### What is asked
Find and copy every line in the records that includes the string "wurde".

---------- Data provided

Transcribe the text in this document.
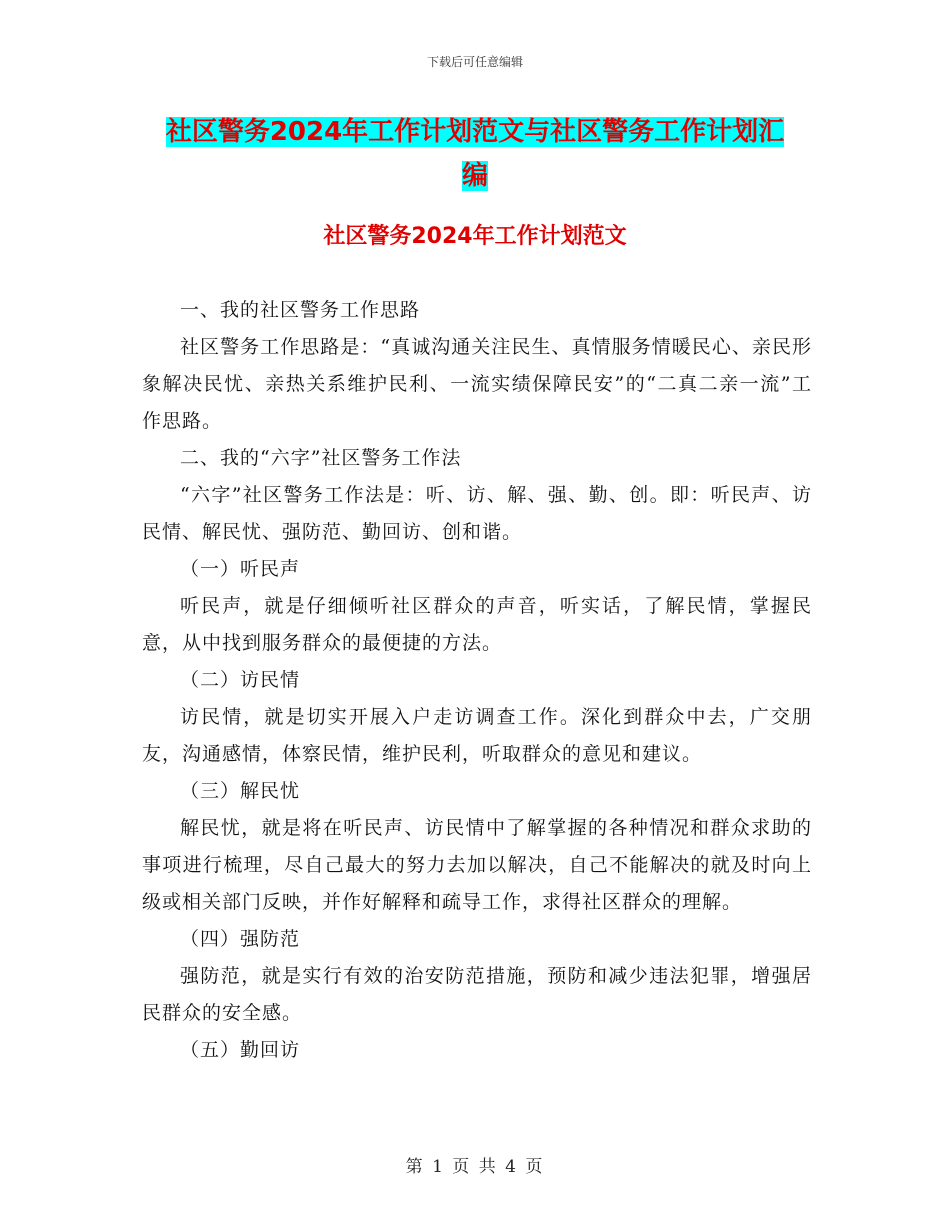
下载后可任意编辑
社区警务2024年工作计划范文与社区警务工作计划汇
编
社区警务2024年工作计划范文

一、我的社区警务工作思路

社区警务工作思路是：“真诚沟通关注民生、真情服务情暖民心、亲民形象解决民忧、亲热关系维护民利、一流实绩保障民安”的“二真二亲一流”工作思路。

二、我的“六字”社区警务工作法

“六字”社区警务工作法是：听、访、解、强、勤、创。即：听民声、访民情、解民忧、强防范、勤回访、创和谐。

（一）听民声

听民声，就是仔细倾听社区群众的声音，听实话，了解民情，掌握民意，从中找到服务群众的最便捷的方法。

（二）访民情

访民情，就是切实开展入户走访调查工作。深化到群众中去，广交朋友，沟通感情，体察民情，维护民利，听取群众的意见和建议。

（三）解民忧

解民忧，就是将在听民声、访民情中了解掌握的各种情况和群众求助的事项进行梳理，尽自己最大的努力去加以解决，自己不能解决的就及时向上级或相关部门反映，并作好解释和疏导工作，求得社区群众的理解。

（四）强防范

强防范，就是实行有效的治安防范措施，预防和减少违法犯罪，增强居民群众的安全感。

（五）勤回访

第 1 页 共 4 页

--------------------
---------- Data provided

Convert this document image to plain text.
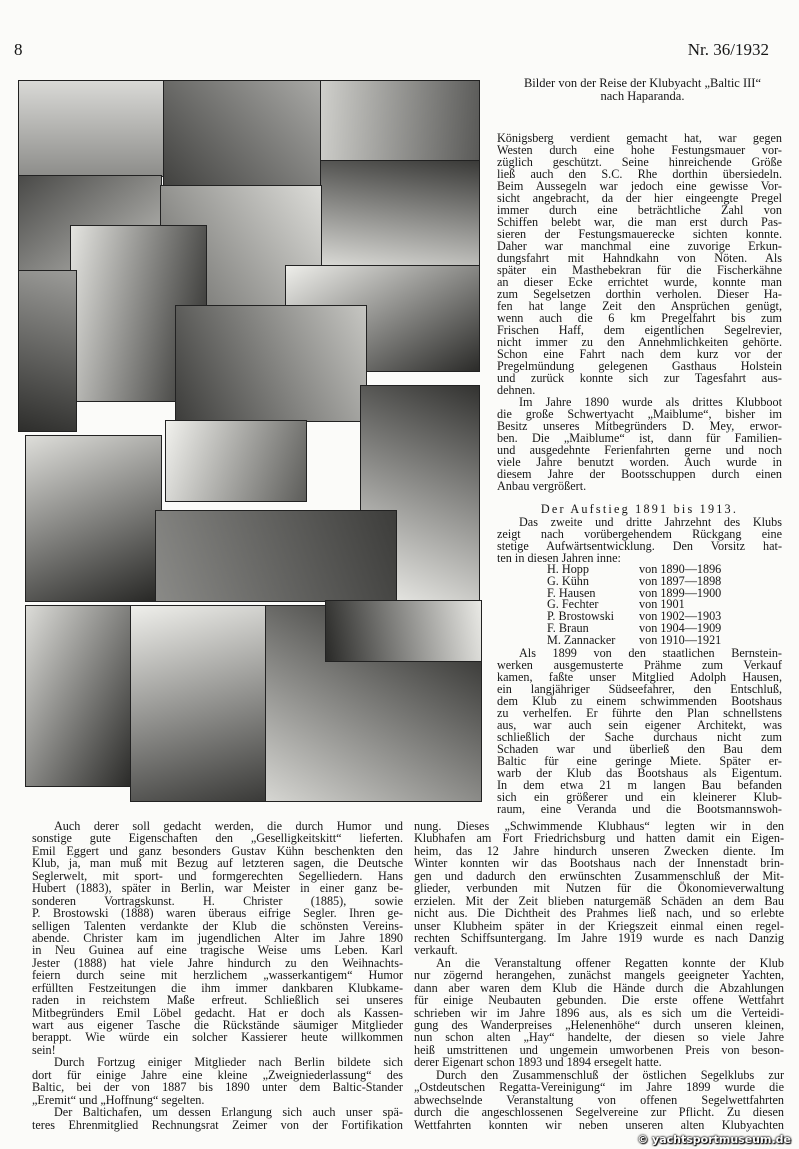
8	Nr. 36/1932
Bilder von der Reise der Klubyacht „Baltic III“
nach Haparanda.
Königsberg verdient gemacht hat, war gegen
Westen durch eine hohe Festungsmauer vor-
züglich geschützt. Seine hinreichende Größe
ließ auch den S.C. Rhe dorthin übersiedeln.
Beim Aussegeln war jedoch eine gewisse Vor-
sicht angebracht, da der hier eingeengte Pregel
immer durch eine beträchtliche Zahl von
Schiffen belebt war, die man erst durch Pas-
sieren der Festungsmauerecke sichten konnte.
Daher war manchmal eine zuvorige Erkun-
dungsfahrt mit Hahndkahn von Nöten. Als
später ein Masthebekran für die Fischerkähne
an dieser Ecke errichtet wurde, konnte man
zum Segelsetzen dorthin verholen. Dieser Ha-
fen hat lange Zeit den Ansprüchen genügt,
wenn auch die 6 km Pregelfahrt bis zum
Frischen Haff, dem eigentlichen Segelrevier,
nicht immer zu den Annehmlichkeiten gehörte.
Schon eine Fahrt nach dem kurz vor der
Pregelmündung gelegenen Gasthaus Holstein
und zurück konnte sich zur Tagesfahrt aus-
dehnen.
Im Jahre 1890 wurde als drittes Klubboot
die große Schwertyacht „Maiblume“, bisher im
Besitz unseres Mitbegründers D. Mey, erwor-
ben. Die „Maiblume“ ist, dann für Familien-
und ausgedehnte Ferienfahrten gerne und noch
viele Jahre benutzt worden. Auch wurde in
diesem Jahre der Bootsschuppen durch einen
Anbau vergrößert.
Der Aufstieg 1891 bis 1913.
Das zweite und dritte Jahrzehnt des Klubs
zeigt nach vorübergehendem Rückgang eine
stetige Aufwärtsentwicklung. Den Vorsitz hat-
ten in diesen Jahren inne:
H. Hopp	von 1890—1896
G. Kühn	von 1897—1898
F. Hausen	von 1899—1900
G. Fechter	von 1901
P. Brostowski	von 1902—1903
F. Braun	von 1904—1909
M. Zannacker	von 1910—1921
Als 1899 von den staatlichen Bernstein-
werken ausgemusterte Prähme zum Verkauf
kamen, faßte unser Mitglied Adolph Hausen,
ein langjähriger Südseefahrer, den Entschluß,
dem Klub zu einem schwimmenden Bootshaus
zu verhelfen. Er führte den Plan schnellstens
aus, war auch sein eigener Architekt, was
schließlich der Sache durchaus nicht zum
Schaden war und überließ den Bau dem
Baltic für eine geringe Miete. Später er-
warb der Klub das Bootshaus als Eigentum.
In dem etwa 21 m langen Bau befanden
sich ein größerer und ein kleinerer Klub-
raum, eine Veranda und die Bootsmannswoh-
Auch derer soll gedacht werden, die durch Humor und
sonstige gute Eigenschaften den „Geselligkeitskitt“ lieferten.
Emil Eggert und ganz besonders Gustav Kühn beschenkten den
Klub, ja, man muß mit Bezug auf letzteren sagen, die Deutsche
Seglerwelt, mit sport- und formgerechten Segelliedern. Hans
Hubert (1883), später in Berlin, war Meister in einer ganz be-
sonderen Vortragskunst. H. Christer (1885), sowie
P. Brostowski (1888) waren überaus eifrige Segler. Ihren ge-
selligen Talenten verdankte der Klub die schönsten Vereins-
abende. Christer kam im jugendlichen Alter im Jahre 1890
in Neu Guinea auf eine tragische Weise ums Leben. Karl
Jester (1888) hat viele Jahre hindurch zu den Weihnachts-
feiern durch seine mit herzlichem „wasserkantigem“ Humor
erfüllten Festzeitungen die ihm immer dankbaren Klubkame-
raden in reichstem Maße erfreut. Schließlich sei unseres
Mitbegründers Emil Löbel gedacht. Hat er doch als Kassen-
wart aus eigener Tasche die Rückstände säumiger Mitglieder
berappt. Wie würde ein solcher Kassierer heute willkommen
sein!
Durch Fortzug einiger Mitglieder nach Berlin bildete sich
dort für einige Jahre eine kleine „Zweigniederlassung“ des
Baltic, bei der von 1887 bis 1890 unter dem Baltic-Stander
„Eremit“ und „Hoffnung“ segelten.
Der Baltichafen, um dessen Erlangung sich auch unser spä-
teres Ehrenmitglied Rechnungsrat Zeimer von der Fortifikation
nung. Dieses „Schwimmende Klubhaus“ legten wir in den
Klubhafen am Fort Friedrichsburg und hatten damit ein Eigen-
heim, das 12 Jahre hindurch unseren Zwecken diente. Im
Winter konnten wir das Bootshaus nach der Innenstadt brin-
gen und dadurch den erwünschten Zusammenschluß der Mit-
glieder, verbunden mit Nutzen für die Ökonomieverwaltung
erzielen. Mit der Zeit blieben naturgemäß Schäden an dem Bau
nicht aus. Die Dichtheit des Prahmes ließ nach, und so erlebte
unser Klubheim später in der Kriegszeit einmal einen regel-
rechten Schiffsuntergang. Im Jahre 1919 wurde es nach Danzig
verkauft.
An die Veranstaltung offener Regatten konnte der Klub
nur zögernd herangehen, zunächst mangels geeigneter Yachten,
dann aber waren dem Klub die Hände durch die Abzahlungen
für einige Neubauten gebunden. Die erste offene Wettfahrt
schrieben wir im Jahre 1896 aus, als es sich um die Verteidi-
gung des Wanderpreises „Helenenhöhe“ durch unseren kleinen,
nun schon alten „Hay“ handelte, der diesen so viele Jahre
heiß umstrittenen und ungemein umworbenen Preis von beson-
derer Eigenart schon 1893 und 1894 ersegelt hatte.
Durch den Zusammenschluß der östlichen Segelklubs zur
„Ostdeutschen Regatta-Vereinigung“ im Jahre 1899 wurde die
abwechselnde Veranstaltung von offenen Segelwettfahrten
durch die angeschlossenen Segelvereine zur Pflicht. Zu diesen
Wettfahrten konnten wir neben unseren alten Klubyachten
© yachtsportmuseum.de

--------------------

### Result of the exercise
an dieser Ecke errichtet wurde, konnte man
Im Jahre 1890 wurde als drittes Klubboot
viele Jahre benutzt worden. Auch wurde in
rechten Schiffsuntergang. Im Jahre 1919 wurde es nach Danzig
„Ostdeutschen Regatta-Vereinigung“ im Jahre 1899 wurde die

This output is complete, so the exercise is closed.